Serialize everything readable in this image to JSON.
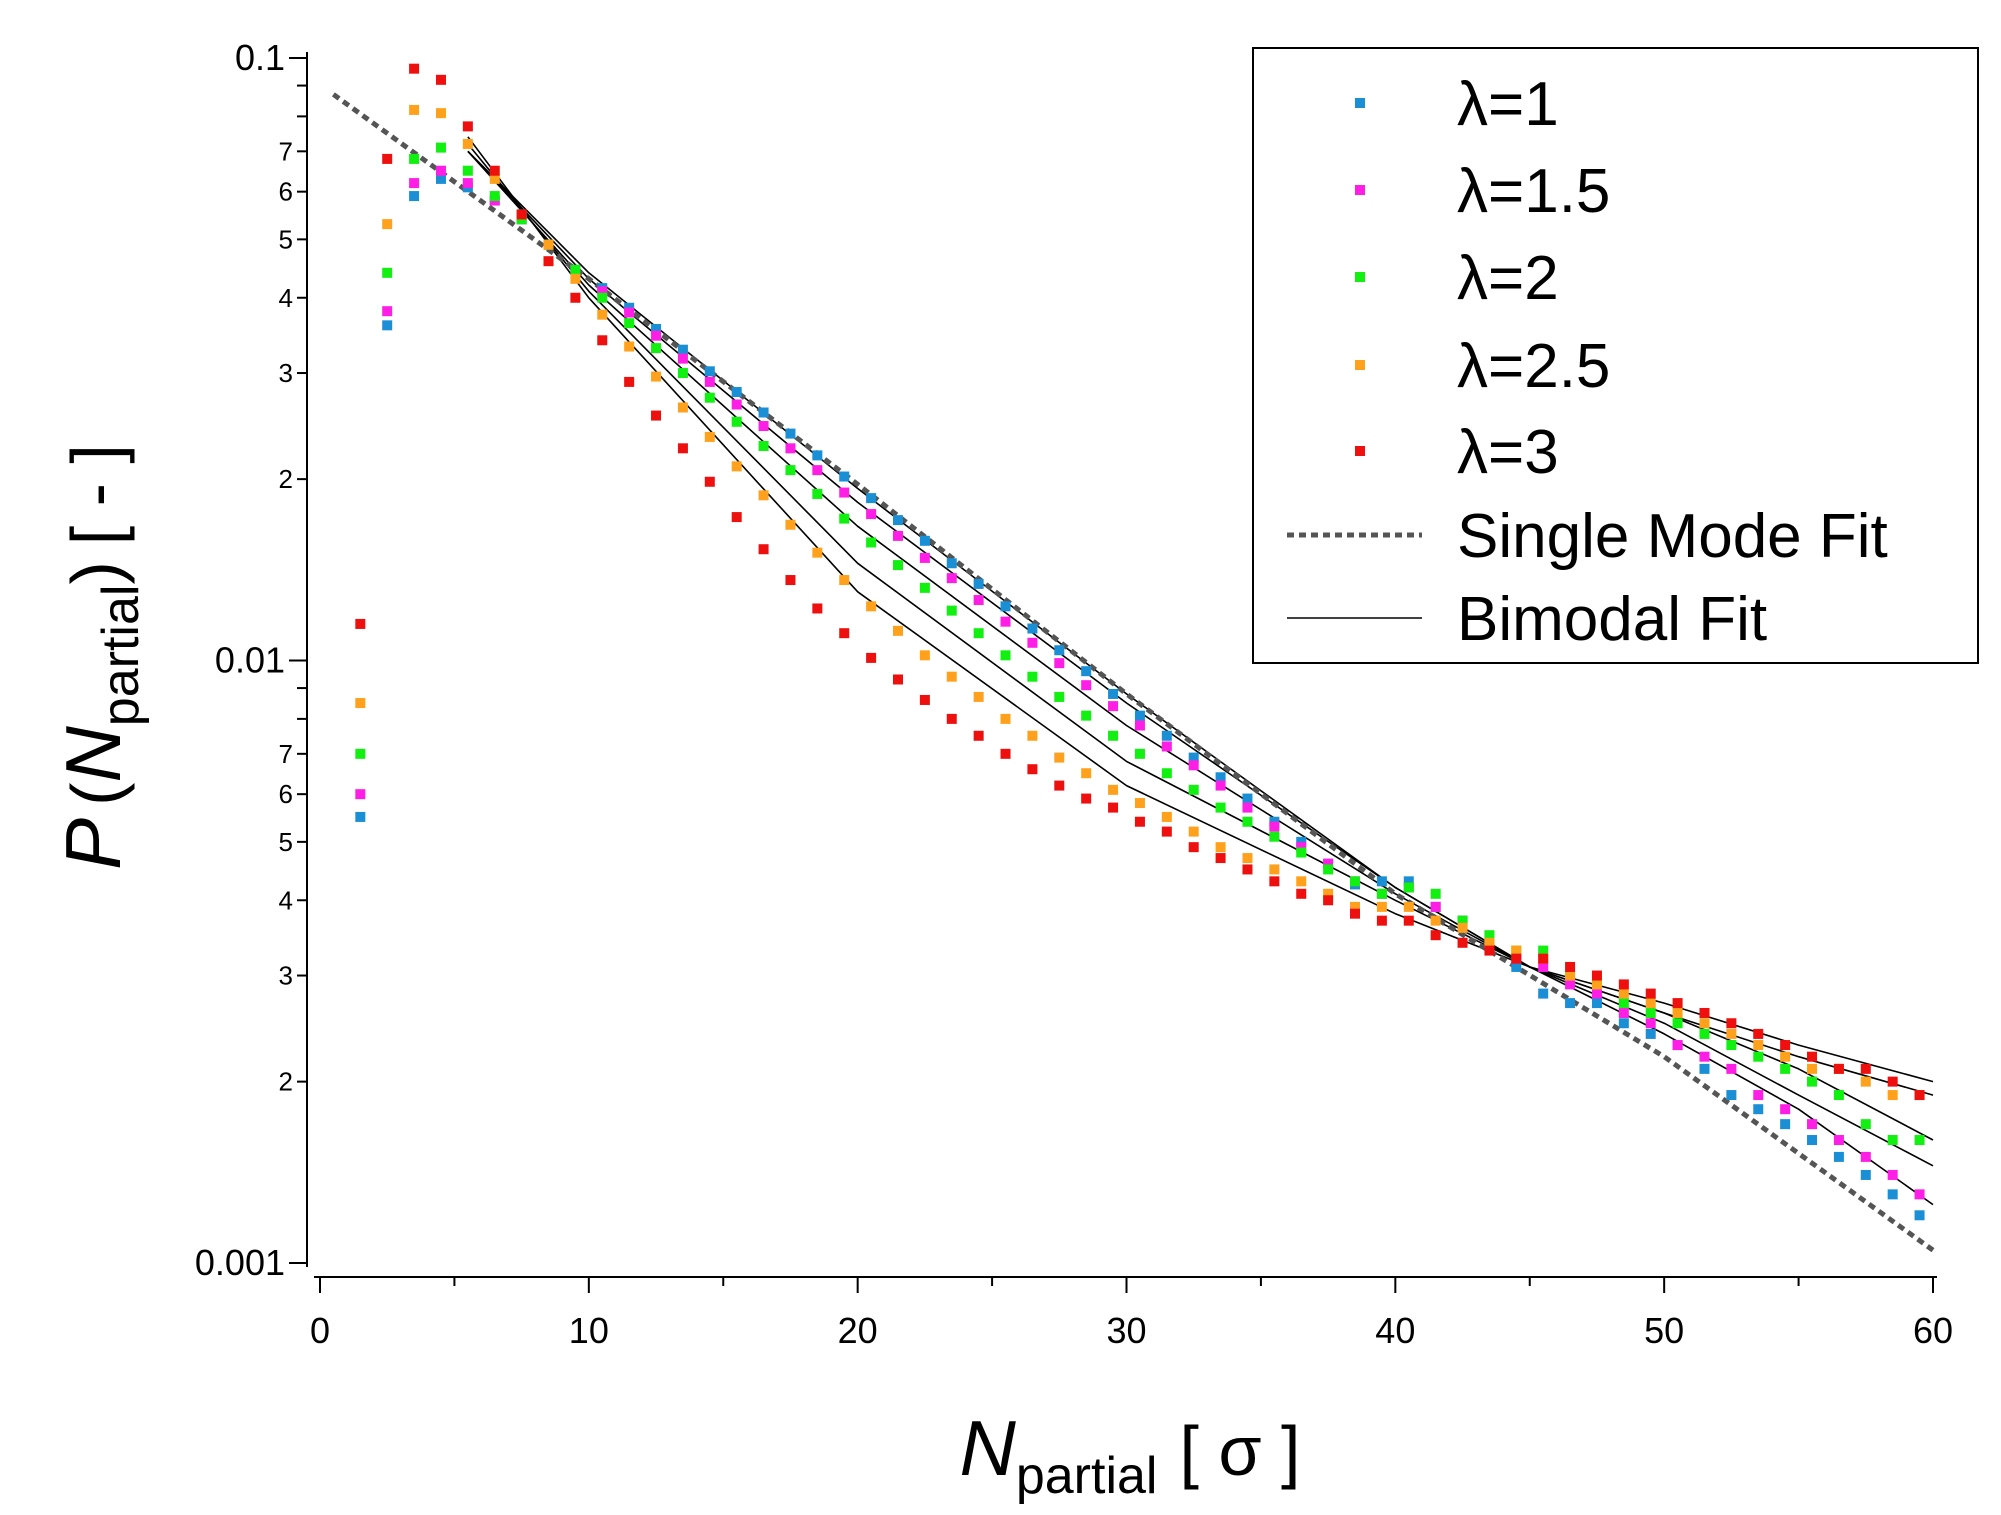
{
  "chart_data": {
    "type": "scatter",
    "xlabel": {
      "main": "N",
      "sub": "partial",
      "unit": "[ σ ]"
    },
    "ylabel": {
      "main": "P",
      "paren_open": "(",
      "var": "N",
      "sub": "partial",
      "paren_close": ")",
      "unit": "[ - ]"
    },
    "xlim": [
      0,
      60
    ],
    "ylim": [
      0.001,
      0.1
    ],
    "yscale": "log",
    "grid": false,
    "legend_position": "top-right",
    "x_ticks": [
      0,
      10,
      20,
      30,
      40,
      50,
      60
    ],
    "x_tick_labels": [
      "0",
      "10",
      "20",
      "30",
      "40",
      "50",
      "60"
    ],
    "y_major_ticks": [
      0.001,
      0.01,
      0.1
    ],
    "y_major_labels": [
      "0.001",
      "0.01",
      "0.1"
    ],
    "y_minor_labels": [
      "2",
      "3",
      "4",
      "5",
      "6",
      "7"
    ],
    "series": [
      {
        "name": "λ=1",
        "color": "#1a8fd6",
        "x": [
          1.5,
          2.5,
          3.5,
          4.5,
          5.5,
          6.5,
          7.5,
          8.5,
          9.5,
          10.5,
          11.5,
          12.5,
          13.5,
          14.5,
          15.5,
          16.5,
          17.5,
          18.5,
          19.5,
          20.5,
          21.5,
          22.5,
          23.5,
          24.5,
          25.5,
          26.5,
          27.5,
          28.5,
          29.5,
          30.5,
          31.5,
          32.5,
          33.5,
          34.5,
          35.5,
          36.5,
          37.5,
          38.5,
          39.5,
          40.5,
          41.5,
          42.5,
          43.5,
          44.5,
          45.5,
          46.5,
          47.5,
          48.5,
          49.5,
          50.5,
          51.5,
          52.5,
          53.5,
          54.5,
          55.5,
          56.5,
          57.5,
          58.5,
          59.5
        ],
        "y": [
          0.0055,
          0.036,
          0.059,
          0.063,
          0.061,
          0.058,
          0.054,
          0.049,
          0.0445,
          0.0415,
          0.0385,
          0.0355,
          0.0328,
          0.0302,
          0.0279,
          0.0258,
          0.0238,
          0.0219,
          0.0202,
          0.0186,
          0.0171,
          0.0158,
          0.0145,
          0.0134,
          0.0123,
          0.0113,
          0.0104,
          0.0096,
          0.0088,
          0.0081,
          0.0075,
          0.0069,
          0.0064,
          0.0059,
          0.0054,
          0.005,
          0.0046,
          0.00425,
          0.0043,
          0.0043,
          0.0039,
          0.0037,
          0.0034,
          0.0031,
          0.0028,
          0.0027,
          0.0027,
          0.0025,
          0.0024,
          0.0023,
          0.0021,
          0.0019,
          0.0018,
          0.0017,
          0.0016,
          0.0015,
          0.0014,
          0.0013,
          0.0012
        ]
      },
      {
        "name": "λ=1.5",
        "color": "#ff1ee6",
        "x": [
          1.5,
          2.5,
          3.5,
          4.5,
          5.5,
          6.5,
          7.5,
          8.5,
          9.5,
          10.5,
          11.5,
          12.5,
          13.5,
          14.5,
          15.5,
          16.5,
          17.5,
          18.5,
          19.5,
          20.5,
          21.5,
          22.5,
          23.5,
          24.5,
          25.5,
          26.5,
          27.5,
          28.5,
          29.5,
          30.5,
          31.5,
          32.5,
          33.5,
          34.5,
          35.5,
          36.5,
          37.5,
          38.5,
          39.5,
          40.5,
          41.5,
          42.5,
          43.5,
          44.5,
          45.5,
          46.5,
          47.5,
          48.5,
          49.5,
          50.5,
          51.5,
          52.5,
          53.5,
          54.5,
          55.5,
          56.5,
          57.5,
          58.5,
          59.5
        ],
        "y": [
          0.006,
          0.038,
          0.062,
          0.065,
          0.062,
          0.058,
          0.054,
          0.049,
          0.0445,
          0.041,
          0.0378,
          0.0346,
          0.0317,
          0.029,
          0.0266,
          0.0245,
          0.0225,
          0.0207,
          0.019,
          0.0175,
          0.0161,
          0.0148,
          0.0137,
          0.0126,
          0.0116,
          0.0107,
          0.0099,
          0.0091,
          0.0084,
          0.0078,
          0.0072,
          0.0067,
          0.0062,
          0.0057,
          0.0053,
          0.0049,
          0.0046,
          0.0043,
          0.0041,
          0.0042,
          0.0039,
          0.0037,
          0.0034,
          0.0032,
          0.0031,
          0.0029,
          0.0028,
          0.0026,
          0.0025,
          0.0023,
          0.0022,
          0.0021,
          0.0019,
          0.0018,
          0.0017,
          0.0016,
          0.0015,
          0.0014,
          0.0013
        ]
      },
      {
        "name": "λ=2",
        "color": "#11f011",
        "x": [
          1.5,
          2.5,
          3.5,
          4.5,
          5.5,
          6.5,
          7.5,
          8.5,
          9.5,
          10.5,
          11.5,
          12.5,
          13.5,
          14.5,
          15.5,
          16.5,
          17.5,
          18.5,
          19.5,
          20.5,
          21.5,
          22.5,
          23.5,
          24.5,
          25.5,
          26.5,
          27.5,
          28.5,
          29.5,
          30.5,
          31.5,
          32.5,
          33.5,
          34.5,
          35.5,
          36.5,
          37.5,
          38.5,
          39.5,
          40.5,
          41.5,
          42.5,
          43.5,
          44.5,
          45.5,
          46.5,
          47.5,
          48.5,
          49.5,
          50.5,
          51.5,
          52.5,
          53.5,
          54.5,
          55.5,
          56.5,
          57.5,
          58.5,
          59.5
        ],
        "y": [
          0.007,
          0.044,
          0.068,
          0.071,
          0.065,
          0.059,
          0.054,
          0.049,
          0.0445,
          0.04,
          0.0363,
          0.033,
          0.03,
          0.0273,
          0.0249,
          0.0227,
          0.0207,
          0.0189,
          0.0172,
          0.0157,
          0.0144,
          0.0132,
          0.0121,
          0.0111,
          0.0102,
          0.0094,
          0.0087,
          0.0081,
          0.0075,
          0.007,
          0.0065,
          0.0061,
          0.0057,
          0.0054,
          0.0051,
          0.0048,
          0.0045,
          0.0043,
          0.0041,
          0.0042,
          0.0041,
          0.0037,
          0.0035,
          0.0033,
          0.0033,
          0.003,
          0.0029,
          0.0027,
          0.0026,
          0.0025,
          0.0024,
          0.0023,
          0.0022,
          0.0021,
          0.002,
          0.0019,
          0.0017,
          0.0016,
          0.0016
        ]
      },
      {
        "name": "λ=2.5",
        "color": "#ffa11c",
        "x": [
          1.5,
          2.5,
          3.5,
          4.5,
          5.5,
          6.5,
          7.5,
          8.5,
          9.5,
          10.5,
          11.5,
          12.5,
          13.5,
          14.5,
          15.5,
          16.5,
          17.5,
          18.5,
          19.5,
          20.5,
          21.5,
          22.5,
          23.5,
          24.5,
          25.5,
          26.5,
          27.5,
          28.5,
          29.5,
          30.5,
          31.5,
          32.5,
          33.5,
          34.5,
          35.5,
          36.5,
          37.5,
          38.5,
          39.5,
          40.5,
          41.5,
          42.5,
          43.5,
          44.5,
          45.5,
          46.5,
          47.5,
          48.5,
          49.5,
          50.5,
          51.5,
          52.5,
          53.5,
          54.5,
          55.5,
          56.5,
          57.5,
          58.5,
          59.5
        ],
        "y": [
          0.0085,
          0.053,
          0.082,
          0.081,
          0.072,
          0.063,
          0.055,
          0.049,
          0.043,
          0.0375,
          0.0332,
          0.0296,
          0.0263,
          0.0235,
          0.021,
          0.0188,
          0.0168,
          0.0151,
          0.0136,
          0.0123,
          0.0112,
          0.0102,
          0.0094,
          0.0087,
          0.008,
          0.0075,
          0.0069,
          0.0065,
          0.0061,
          0.0058,
          0.0055,
          0.0052,
          0.0049,
          0.0047,
          0.0045,
          0.0043,
          0.0041,
          0.0039,
          0.0039,
          0.0039,
          0.0037,
          0.0036,
          0.0034,
          0.0033,
          0.0032,
          0.003,
          0.0029,
          0.0028,
          0.0027,
          0.0026,
          0.0025,
          0.0024,
          0.0023,
          0.0022,
          0.0021,
          0.0021,
          0.002,
          0.0019,
          0.0019
        ]
      },
      {
        "name": "λ=3",
        "color": "#ee0f0f",
        "x": [
          1.5,
          2.5,
          3.5,
          4.5,
          5.5,
          6.5,
          7.5,
          8.5,
          9.5,
          10.5,
          11.5,
          12.5,
          13.5,
          14.5,
          15.5,
          16.5,
          17.5,
          18.5,
          19.5,
          20.5,
          21.5,
          22.5,
          23.5,
          24.5,
          25.5,
          26.5,
          27.5,
          28.5,
          29.5,
          30.5,
          31.5,
          32.5,
          33.5,
          34.5,
          35.5,
          36.5,
          37.5,
          38.5,
          39.5,
          40.5,
          41.5,
          42.5,
          43.5,
          44.5,
          45.5,
          46.5,
          47.5,
          48.5,
          49.5,
          50.5,
          51.5,
          52.5,
          53.5,
          54.5,
          55.5,
          56.5,
          57.5,
          58.5,
          59.5
        ],
        "y": [
          0.0115,
          0.068,
          0.096,
          0.092,
          0.077,
          0.065,
          0.055,
          0.046,
          0.04,
          0.034,
          0.029,
          0.0255,
          0.0225,
          0.0198,
          0.0173,
          0.0153,
          0.0136,
          0.0122,
          0.0111,
          0.0101,
          0.0093,
          0.0086,
          0.008,
          0.0075,
          0.007,
          0.0066,
          0.0062,
          0.0059,
          0.0057,
          0.0054,
          0.0052,
          0.0049,
          0.0047,
          0.0045,
          0.0043,
          0.0041,
          0.004,
          0.0038,
          0.0037,
          0.0037,
          0.0035,
          0.0034,
          0.0033,
          0.0032,
          0.0032,
          0.0031,
          0.003,
          0.0029,
          0.0028,
          0.0027,
          0.0026,
          0.0025,
          0.0024,
          0.0023,
          0.0022,
          0.0021,
          0.0021,
          0.002,
          0.0019
        ]
      }
    ],
    "single_mode_fit": {
      "name": "Single Mode Fit",
      "color": "#555555",
      "x": [
        0.5,
        10,
        20,
        30,
        40,
        50,
        60
      ],
      "y": [
        0.087,
        0.043,
        0.0196,
        0.0088,
        0.0041,
        0.0022,
        0.00105
      ]
    },
    "bimodal_fits": {
      "name": "Bimodal Fit",
      "color": "#000000",
      "curves": [
        {
          "x": [
            5.5,
            10,
            20,
            30,
            40,
            45,
            50,
            55,
            60
          ],
          "y": [
            0.07,
            0.044,
            0.0193,
            0.0088,
            0.0042,
            0.0031,
            0.0024,
            0.0018,
            0.00125
          ]
        },
        {
          "x": [
            5.5,
            10,
            20,
            30,
            40,
            45,
            50,
            55,
            60
          ],
          "y": [
            0.07,
            0.043,
            0.0183,
            0.0085,
            0.0042,
            0.0031,
            0.0025,
            0.0019,
            0.00145
          ]
        },
        {
          "x": [
            5.5,
            10,
            20,
            30,
            40,
            45,
            50,
            55,
            60
          ],
          "y": [
            0.07,
            0.042,
            0.0167,
            0.0078,
            0.0041,
            0.0031,
            0.0026,
            0.0021,
            0.0016
          ]
        },
        {
          "x": [
            5.5,
            10,
            20,
            30,
            40,
            45,
            50,
            55,
            60
          ],
          "y": [
            0.072,
            0.041,
            0.0145,
            0.0068,
            0.004,
            0.0031,
            0.0026,
            0.0022,
            0.0019
          ]
        },
        {
          "x": [
            5.5,
            10,
            20,
            30,
            40,
            45,
            50,
            55,
            60
          ],
          "y": [
            0.074,
            0.04,
            0.013,
            0.0062,
            0.0038,
            0.0031,
            0.0027,
            0.0023,
            0.002
          ]
        }
      ]
    }
  }
}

----------

- GIVEN EXERCISE: Within the records above, how many lines include the word "color"? State the number by itself.

- TASK ANSWER: 7